To do:
Your task is to transcribe the records exactly, skipping every image.

Stored records:
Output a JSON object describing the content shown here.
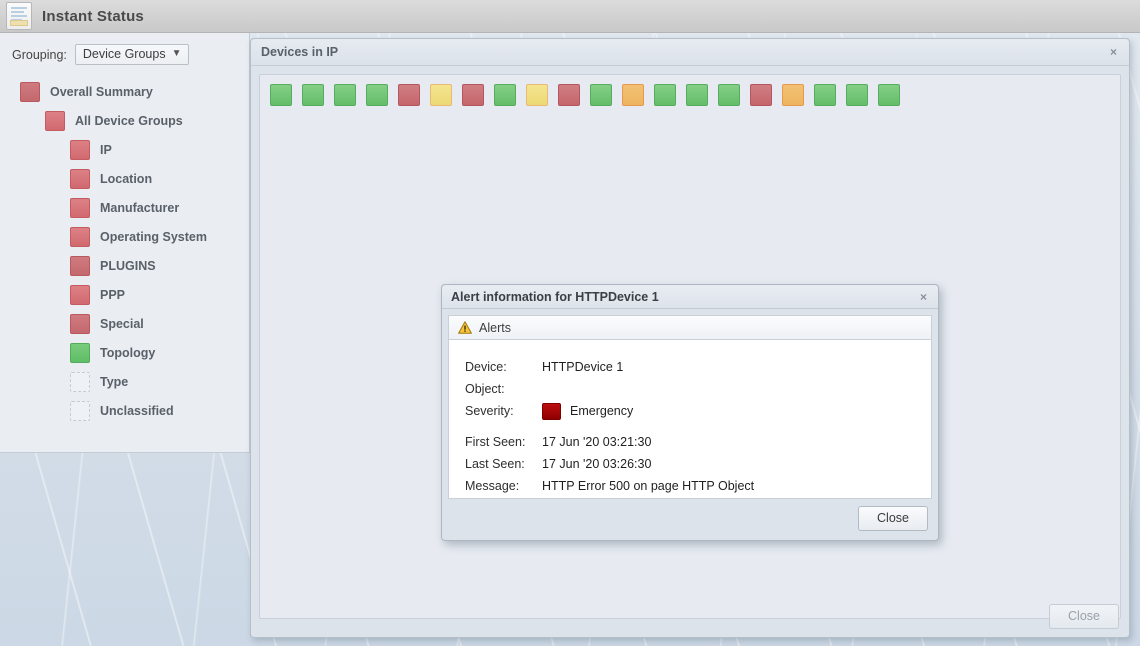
{
  "app": {
    "title": "Instant Status",
    "icon": "document-icon"
  },
  "sidebar": {
    "grouping_label": "Grouping:",
    "grouping_value": "Device Groups",
    "grouping_chevron": "⌄",
    "items": [
      {
        "label": "Overall Summary",
        "status": "red",
        "indent": 0
      },
      {
        "label": "All Device Groups",
        "status": "red2",
        "indent": 1
      },
      {
        "label": "IP",
        "status": "red2",
        "indent": 2
      },
      {
        "label": "Location",
        "status": "red2",
        "indent": 2
      },
      {
        "label": "Manufacturer",
        "status": "red2",
        "indent": 2
      },
      {
        "label": "Operating System",
        "status": "red2",
        "indent": 2
      },
      {
        "label": "PLUGINS",
        "status": "red",
        "indent": 2
      },
      {
        "label": "PPP",
        "status": "red2",
        "indent": 2
      },
      {
        "label": "Special",
        "status": "red",
        "indent": 2
      },
      {
        "label": "Topology",
        "status": "green",
        "indent": 2
      },
      {
        "label": "Type",
        "status": "empty",
        "indent": 2
      },
      {
        "label": "Unclassified",
        "status": "empty",
        "indent": 2
      }
    ]
  },
  "devices_window": {
    "title": "Devices in IP",
    "close_icon": "×",
    "close_button": "Close",
    "close_button_disabled": true,
    "tiles": [
      "green",
      "green",
      "green",
      "green",
      "red",
      "yellow",
      "red",
      "green",
      "yellow",
      "red",
      "green",
      "orange",
      "green",
      "green",
      "green",
      "red",
      "orange",
      "green",
      "green",
      "green"
    ]
  },
  "alert_dialog": {
    "title": "Alert information for HTTPDevice 1",
    "close_icon": "×",
    "tab_label": "Alerts",
    "tab_icon": "warning-triangle-icon",
    "fields": {
      "device_label": "Device:",
      "device_value": "HTTPDevice 1",
      "object_label": "Object:",
      "object_value": "",
      "severity_label": "Severity:",
      "severity_value": "Emergency",
      "first_seen_label": "First Seen:",
      "first_seen_value": "17 Jun '20 03:21:30",
      "last_seen_label": "Last Seen:",
      "last_seen_value": "17 Jun '20 03:26:30",
      "message_label": "Message:",
      "message_value": "HTTP Error 500 on page HTTP Object"
    },
    "close_button": "Close"
  },
  "colors": {
    "status_green": "#63bd69",
    "status_red": "#c4656b",
    "status_yellow": "#ecd975",
    "status_orange": "#edb45e",
    "severity_emergency": "#8e0000"
  }
}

Solution for this task:
Output a JSON object describing the content shown here.
{
  "app": {
    "title": "Instant Status",
    "icon": "document-icon"
  },
  "sidebar": {
    "grouping_label": "Grouping:",
    "grouping_value": "Device Groups",
    "grouping_chevron": "⌄",
    "items": [
      {
        "label": "Overall Summary",
        "status": "red",
        "indent": 0
      },
      {
        "label": "All Device Groups",
        "status": "red2",
        "indent": 1
      },
      {
        "label": "IP",
        "status": "red2",
        "indent": 2
      },
      {
        "label": "Location",
        "status": "red2",
        "indent": 2
      },
      {
        "label": "Manufacturer",
        "status": "red2",
        "indent": 2
      },
      {
        "label": "Operating System",
        "status": "red2",
        "indent": 2
      },
      {
        "label": "PLUGINS",
        "status": "red",
        "indent": 2
      },
      {
        "label": "PPP",
        "status": "red2",
        "indent": 2
      },
      {
        "label": "Special",
        "status": "red",
        "indent": 2
      },
      {
        "label": "Topology",
        "status": "green",
        "indent": 2
      },
      {
        "label": "Type",
        "status": "empty",
        "indent": 2
      },
      {
        "label": "Unclassified",
        "status": "empty",
        "indent": 2
      }
    ]
  },
  "devices_window": {
    "title": "Devices in IP",
    "close_icon": "×",
    "close_button": "Close",
    "close_button_disabled": true,
    "tiles": [
      "green",
      "green",
      "green",
      "green",
      "red",
      "yellow",
      "red",
      "green",
      "yellow",
      "red",
      "green",
      "orange",
      "green",
      "green",
      "green",
      "red",
      "orange",
      "green",
      "green",
      "green"
    ]
  },
  "alert_dialog": {
    "title": "Alert information for HTTPDevice 1",
    "close_icon": "×",
    "tab_label": "Alerts",
    "tab_icon": "warning-triangle-icon",
    "fields": {
      "device_label": "Device:",
      "device_value": "HTTPDevice 1",
      "object_label": "Object:",
      "object_value": "",
      "severity_label": "Severity:",
      "severity_value": "Emergency",
      "first_seen_label": "First Seen:",
      "first_seen_value": "17 Jun '20 03:21:30",
      "last_seen_label": "Last Seen:",
      "last_seen_value": "17 Jun '20 03:26:30",
      "message_label": "Message:",
      "message_value": "HTTP Error 500 on page HTTP Object"
    },
    "close_button": "Close"
  },
  "colors": {
    "status_green": "#63bd69",
    "status_red": "#c4656b",
    "status_yellow": "#ecd975",
    "status_orange": "#edb45e",
    "severity_emergency": "#8e0000"
  }
}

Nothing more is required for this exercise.